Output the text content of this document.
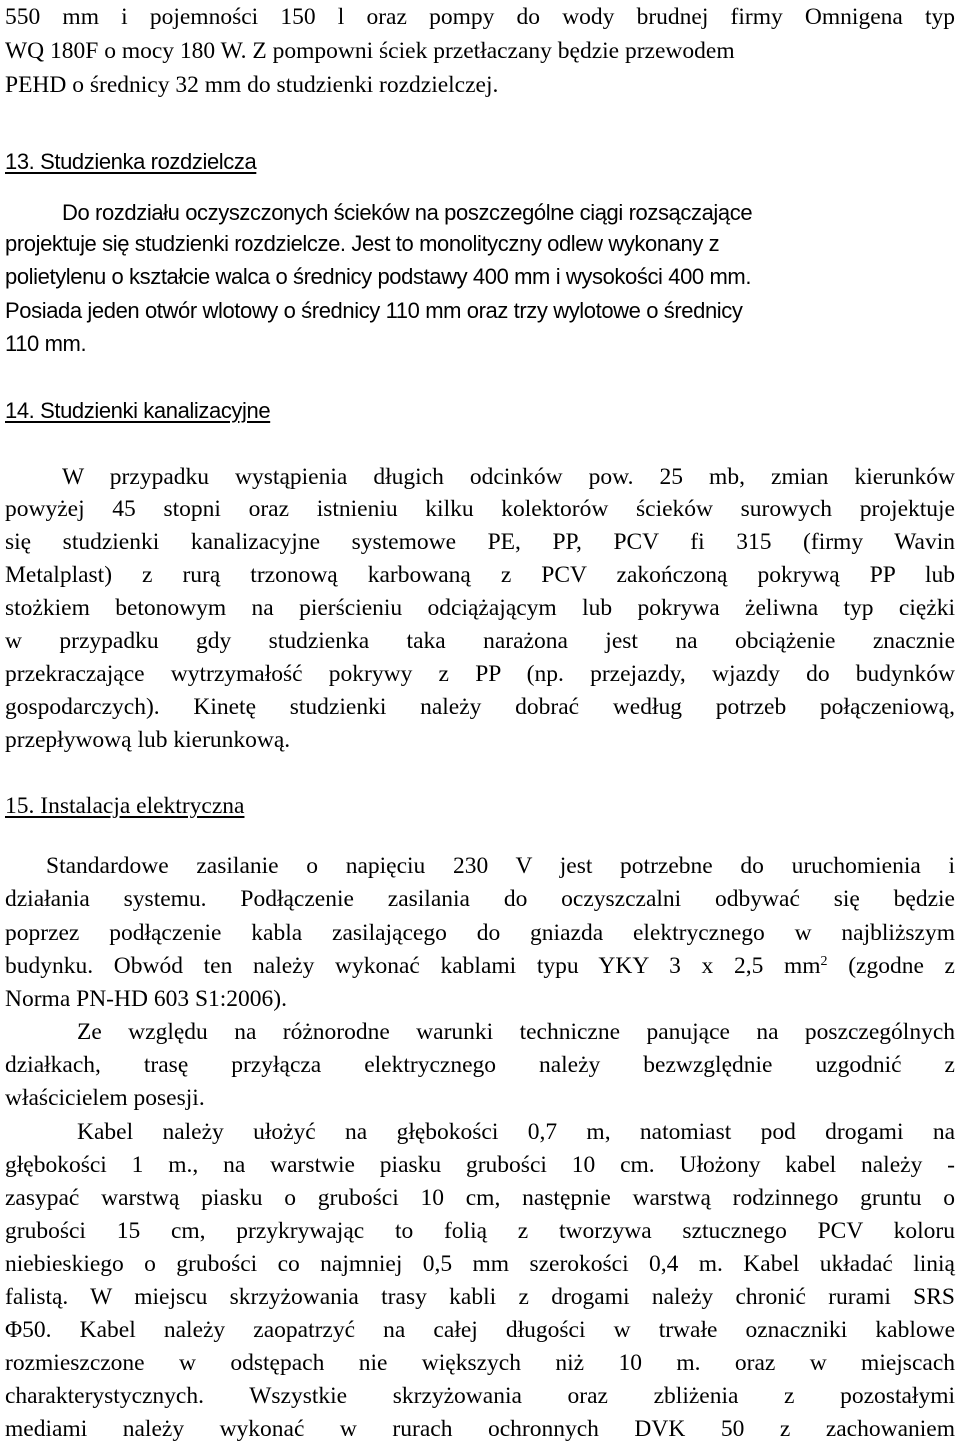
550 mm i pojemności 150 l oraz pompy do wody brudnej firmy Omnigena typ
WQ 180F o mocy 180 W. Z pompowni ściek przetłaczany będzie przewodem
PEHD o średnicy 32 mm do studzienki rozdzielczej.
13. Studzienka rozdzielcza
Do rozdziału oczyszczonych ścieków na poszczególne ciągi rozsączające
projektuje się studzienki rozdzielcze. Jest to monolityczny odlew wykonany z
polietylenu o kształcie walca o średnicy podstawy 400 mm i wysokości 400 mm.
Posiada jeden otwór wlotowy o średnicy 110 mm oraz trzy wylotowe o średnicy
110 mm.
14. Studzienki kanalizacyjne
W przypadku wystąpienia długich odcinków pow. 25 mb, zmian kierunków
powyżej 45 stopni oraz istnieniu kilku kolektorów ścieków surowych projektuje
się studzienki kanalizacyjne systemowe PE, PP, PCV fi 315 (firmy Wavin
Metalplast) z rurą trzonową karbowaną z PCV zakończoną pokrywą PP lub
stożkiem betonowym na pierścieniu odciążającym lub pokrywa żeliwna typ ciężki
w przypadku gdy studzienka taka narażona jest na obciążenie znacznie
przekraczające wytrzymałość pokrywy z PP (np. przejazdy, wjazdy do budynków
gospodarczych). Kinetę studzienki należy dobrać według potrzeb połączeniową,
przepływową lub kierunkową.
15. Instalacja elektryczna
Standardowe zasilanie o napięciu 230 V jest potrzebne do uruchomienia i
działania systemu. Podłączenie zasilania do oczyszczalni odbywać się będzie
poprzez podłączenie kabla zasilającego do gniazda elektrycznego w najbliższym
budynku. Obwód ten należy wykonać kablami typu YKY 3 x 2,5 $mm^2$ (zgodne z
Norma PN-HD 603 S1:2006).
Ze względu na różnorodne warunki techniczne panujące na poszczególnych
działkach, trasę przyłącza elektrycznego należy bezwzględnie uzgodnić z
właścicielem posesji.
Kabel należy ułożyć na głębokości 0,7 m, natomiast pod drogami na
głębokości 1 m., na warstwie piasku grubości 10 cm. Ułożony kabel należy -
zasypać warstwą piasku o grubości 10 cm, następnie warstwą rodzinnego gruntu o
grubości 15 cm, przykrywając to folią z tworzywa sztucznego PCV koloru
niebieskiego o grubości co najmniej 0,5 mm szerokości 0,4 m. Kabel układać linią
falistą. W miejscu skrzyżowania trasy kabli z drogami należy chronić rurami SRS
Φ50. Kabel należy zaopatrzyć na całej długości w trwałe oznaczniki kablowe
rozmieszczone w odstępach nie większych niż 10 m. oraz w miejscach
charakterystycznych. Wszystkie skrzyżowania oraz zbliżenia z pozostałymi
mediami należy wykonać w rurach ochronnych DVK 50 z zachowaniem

━━━━━━━━━━

• Short task
Write out the data precisely as given, excluding the pictures.

• Output of the exercise
Output the text content of this document.
550 mm i pojemności 150 l oraz pompy do wody brudnej firmy Omnigena typ
WQ 180F o mocy 180 W. Z pompowni ściek przetłaczany będzie przewodem
PEHD o średnicy 32 mm do studzienki rozdzielczej.
13. Studzienka rozdzielcza
Do rozdziału oczyszczonych ścieków na poszczególne ciągi rozsączające
projektuje się studzienki rozdzielcze. Jest to monolityczny odlew wykonany z
polietylenu o kształcie walca o średnicy podstawy 400 mm i wysokości 400 mm.
Posiada jeden otwór wlotowy o średnicy 110 mm oraz trzy wylotowe o średnicy
110 mm.
14. Studzienki kanalizacyjne
W przypadku wystąpienia długich odcinków pow. 25 mb, zmian kierunków
powyżej 45 stopni oraz istnieniu kilku kolektorów ścieków surowych projektuje
się studzienki kanalizacyjne systemowe PE, PP, PCV fi 315 (firmy Wavin
Metalplast) z rurą trzonową karbowaną z PCV zakończoną pokrywą PP lub
stożkiem betonowym na pierścieniu odciążającym lub pokrywa żeliwna typ ciężki
w przypadku gdy studzienka taka narażona jest na obciążenie znacznie
przekraczające wytrzymałość pokrywy z PP (np. przejazdy, wjazdy do budynków
gospodarczych). Kinetę studzienki należy dobrać według potrzeb połączeniową,
przepływową lub kierunkową.
15. Instalacja elektryczna
Standardowe zasilanie o napięciu 230 V jest potrzebne do uruchomienia i
działania systemu. Podłączenie zasilania do oczyszczalni odbywać się będzie
poprzez podłączenie kabla zasilającego do gniazda elektrycznego w najbliższym
budynku. Obwód ten należy wykonać kablami typu YKY 3 x 2,5 $mm^2$ (zgodne z
Norma PN-HD 603 S1:2006).
Ze względu na różnorodne warunki techniczne panujące na poszczególnych
działkach, trasę przyłącza elektrycznego należy bezwzględnie uzgodnić z
właścicielem posesji.
Kabel należy ułożyć na głębokości 0,7 m, natomiast pod drogami na
głębokości 1 m., na warstwie piasku grubości 10 cm. Ułożony kabel należy -
zasypać warstwą piasku o grubości 10 cm, następnie warstwą rodzinnego gruntu o
grubości 15 cm, przykrywając to folią z tworzywa sztucznego PCV koloru
niebieskiego o grubości co najmniej 0,5 mm szerokości 0,4 m. Kabel układać linią
falistą. W miejscu skrzyżowania trasy kabli z drogami należy chronić rurami SRS
Φ50. Kabel należy zaopatrzyć na całej długości w trwałe oznaczniki kablowe
rozmieszczone w odstępach nie większych niż 10 m. oraz w miejscach
charakterystycznych. Wszystkie skrzyżowania oraz zbliżenia z pozostałymi
mediami należy wykonać w rurach ochronnych DVK 50 z zachowaniem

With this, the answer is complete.